WHAT IS EXPECTED: From the listing below, pull each line that includes "button".

PROVIDED DATA:

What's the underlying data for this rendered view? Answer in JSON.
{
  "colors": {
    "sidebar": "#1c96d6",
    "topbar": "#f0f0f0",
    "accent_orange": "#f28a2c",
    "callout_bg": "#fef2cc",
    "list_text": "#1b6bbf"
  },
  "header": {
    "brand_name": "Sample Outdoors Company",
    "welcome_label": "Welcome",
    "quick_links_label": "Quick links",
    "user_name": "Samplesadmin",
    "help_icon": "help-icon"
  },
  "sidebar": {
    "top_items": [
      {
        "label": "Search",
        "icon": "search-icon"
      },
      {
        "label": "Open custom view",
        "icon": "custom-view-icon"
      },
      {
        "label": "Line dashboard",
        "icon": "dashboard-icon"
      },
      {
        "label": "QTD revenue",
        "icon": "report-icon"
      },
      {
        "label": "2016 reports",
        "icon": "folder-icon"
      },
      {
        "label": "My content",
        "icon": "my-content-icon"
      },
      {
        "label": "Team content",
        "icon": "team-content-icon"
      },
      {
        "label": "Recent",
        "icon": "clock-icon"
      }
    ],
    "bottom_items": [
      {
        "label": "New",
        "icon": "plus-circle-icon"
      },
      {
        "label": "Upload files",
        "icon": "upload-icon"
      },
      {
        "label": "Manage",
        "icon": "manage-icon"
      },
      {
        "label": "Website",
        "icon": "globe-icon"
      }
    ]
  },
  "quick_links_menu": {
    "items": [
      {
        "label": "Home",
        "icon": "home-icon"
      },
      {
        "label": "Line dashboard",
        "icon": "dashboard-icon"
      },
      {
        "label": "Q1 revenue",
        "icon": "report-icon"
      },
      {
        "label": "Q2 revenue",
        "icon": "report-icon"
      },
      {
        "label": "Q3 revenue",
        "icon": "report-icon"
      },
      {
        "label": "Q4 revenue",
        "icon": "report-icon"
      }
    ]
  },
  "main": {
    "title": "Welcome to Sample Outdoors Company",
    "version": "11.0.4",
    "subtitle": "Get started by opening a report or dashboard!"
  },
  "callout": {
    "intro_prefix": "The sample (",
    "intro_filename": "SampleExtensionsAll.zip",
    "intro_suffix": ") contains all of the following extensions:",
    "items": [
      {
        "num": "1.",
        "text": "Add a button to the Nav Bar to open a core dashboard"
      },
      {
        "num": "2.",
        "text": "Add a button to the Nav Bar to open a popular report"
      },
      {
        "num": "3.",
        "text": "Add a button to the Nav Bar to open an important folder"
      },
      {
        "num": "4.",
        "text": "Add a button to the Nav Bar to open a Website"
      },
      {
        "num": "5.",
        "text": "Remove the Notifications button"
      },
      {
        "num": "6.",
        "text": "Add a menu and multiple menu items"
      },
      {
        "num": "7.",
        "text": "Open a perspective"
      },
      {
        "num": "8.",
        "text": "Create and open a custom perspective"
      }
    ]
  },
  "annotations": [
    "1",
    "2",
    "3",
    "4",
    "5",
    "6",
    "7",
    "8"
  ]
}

FINISHED ANSWER:
        "text": "Add a button to the Nav Bar to open a core dashboard"
        "text": "Add a button to the Nav Bar to open a popular report"
        "text": "Add a button to the Nav Bar to open an important folder"
        "text": "Add a button to the Nav Bar to open a Website"
        "text": "Remove the Notifications button"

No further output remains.